Exercise aim: Check each line of the records below and collect those that include the word "mong".

_ _ _ _

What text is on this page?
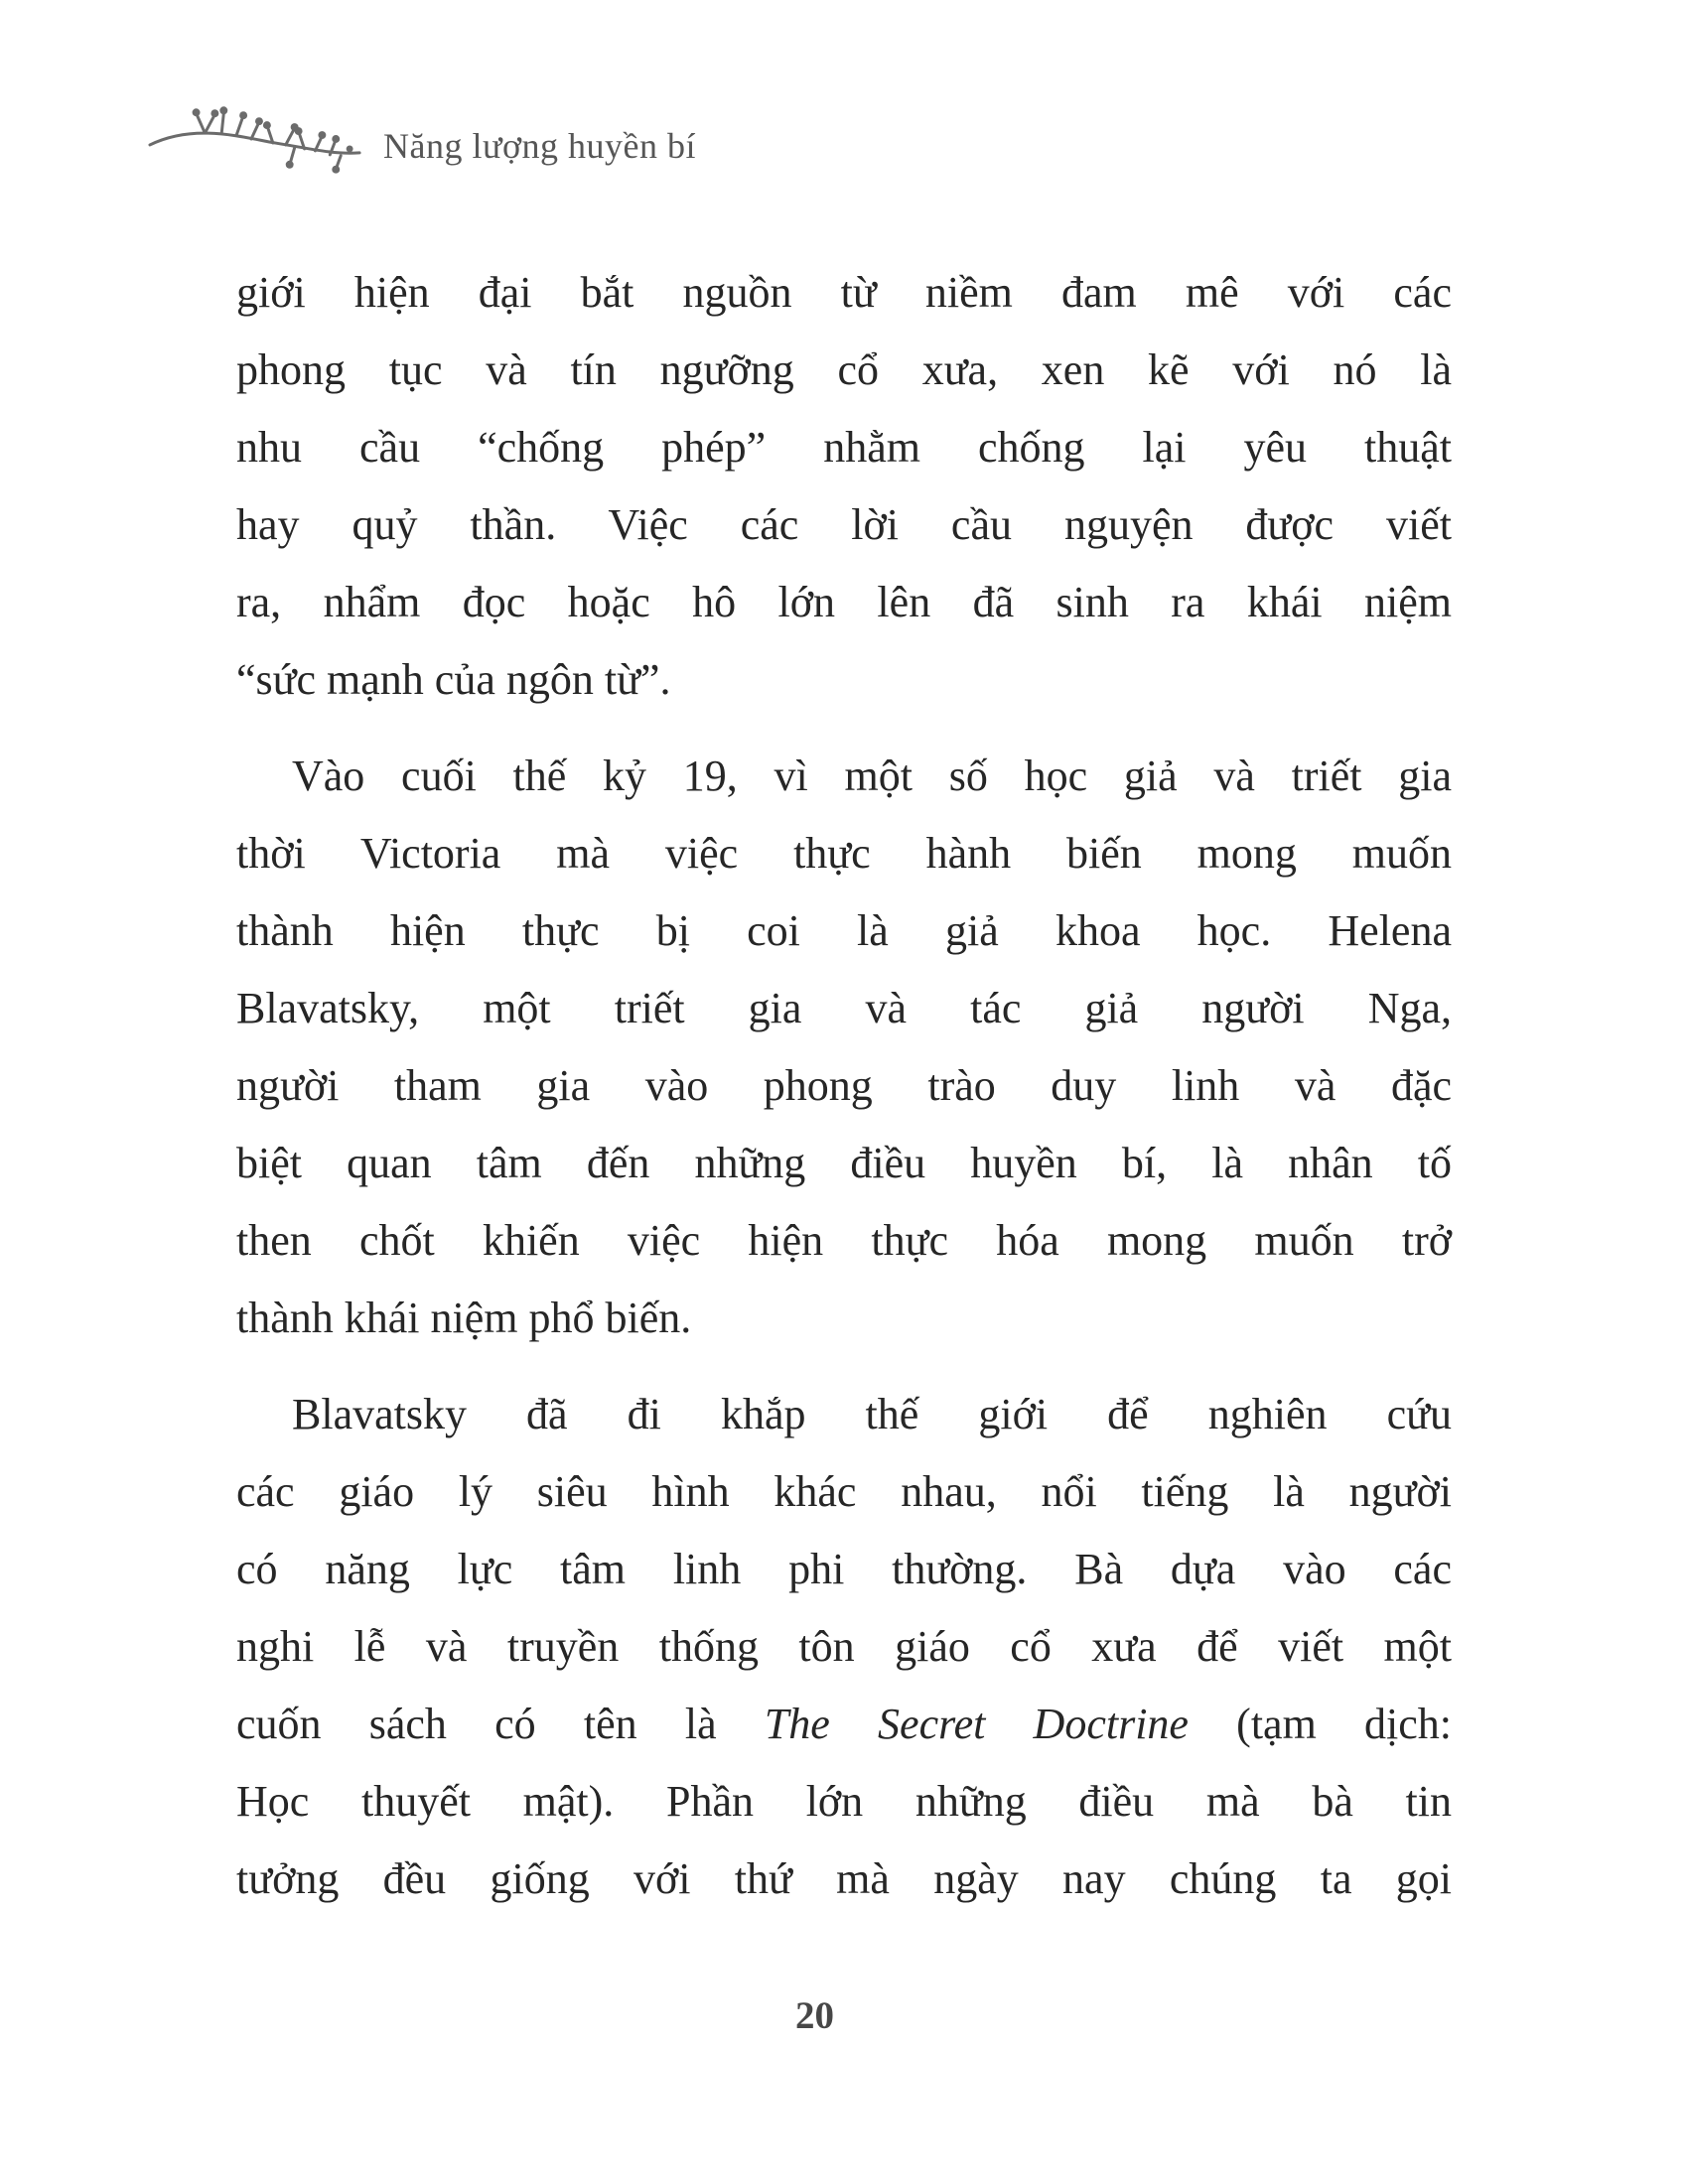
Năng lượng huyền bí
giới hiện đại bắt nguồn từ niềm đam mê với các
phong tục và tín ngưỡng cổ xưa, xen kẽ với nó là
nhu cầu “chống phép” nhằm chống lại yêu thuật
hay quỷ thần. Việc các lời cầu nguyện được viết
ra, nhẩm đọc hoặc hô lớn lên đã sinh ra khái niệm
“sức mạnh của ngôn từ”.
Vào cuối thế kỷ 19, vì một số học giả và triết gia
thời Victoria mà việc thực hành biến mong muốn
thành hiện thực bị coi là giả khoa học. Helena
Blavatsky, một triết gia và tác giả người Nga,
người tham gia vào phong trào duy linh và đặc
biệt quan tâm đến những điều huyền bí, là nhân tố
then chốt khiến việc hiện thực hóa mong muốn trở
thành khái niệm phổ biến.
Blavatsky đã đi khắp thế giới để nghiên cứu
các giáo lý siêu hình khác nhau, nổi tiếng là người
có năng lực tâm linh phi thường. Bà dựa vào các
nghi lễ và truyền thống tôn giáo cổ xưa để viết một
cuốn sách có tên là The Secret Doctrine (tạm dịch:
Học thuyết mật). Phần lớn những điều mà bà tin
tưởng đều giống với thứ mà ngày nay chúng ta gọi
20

_ _ _ _

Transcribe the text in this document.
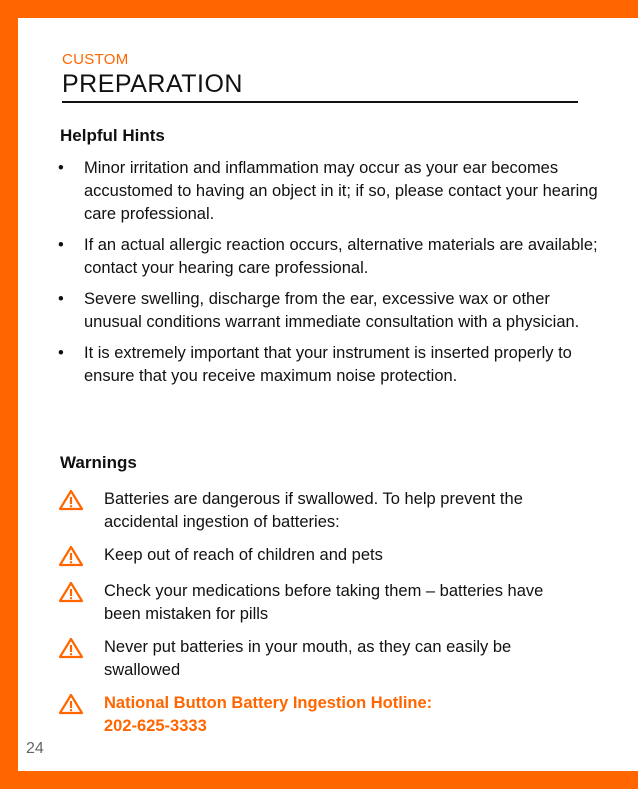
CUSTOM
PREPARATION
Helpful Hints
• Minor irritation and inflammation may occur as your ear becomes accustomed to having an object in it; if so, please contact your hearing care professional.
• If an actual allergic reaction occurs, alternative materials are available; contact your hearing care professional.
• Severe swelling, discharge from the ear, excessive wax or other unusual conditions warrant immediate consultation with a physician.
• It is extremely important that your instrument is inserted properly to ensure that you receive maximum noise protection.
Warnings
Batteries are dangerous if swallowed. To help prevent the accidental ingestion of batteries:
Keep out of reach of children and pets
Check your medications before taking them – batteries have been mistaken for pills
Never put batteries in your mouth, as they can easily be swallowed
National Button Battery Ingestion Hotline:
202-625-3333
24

_ _ _ _

Completed task:
thời Victoria mà việc thực hành biến mong muốn
then chốt khiến việc hiện thực hóa mong muốn trở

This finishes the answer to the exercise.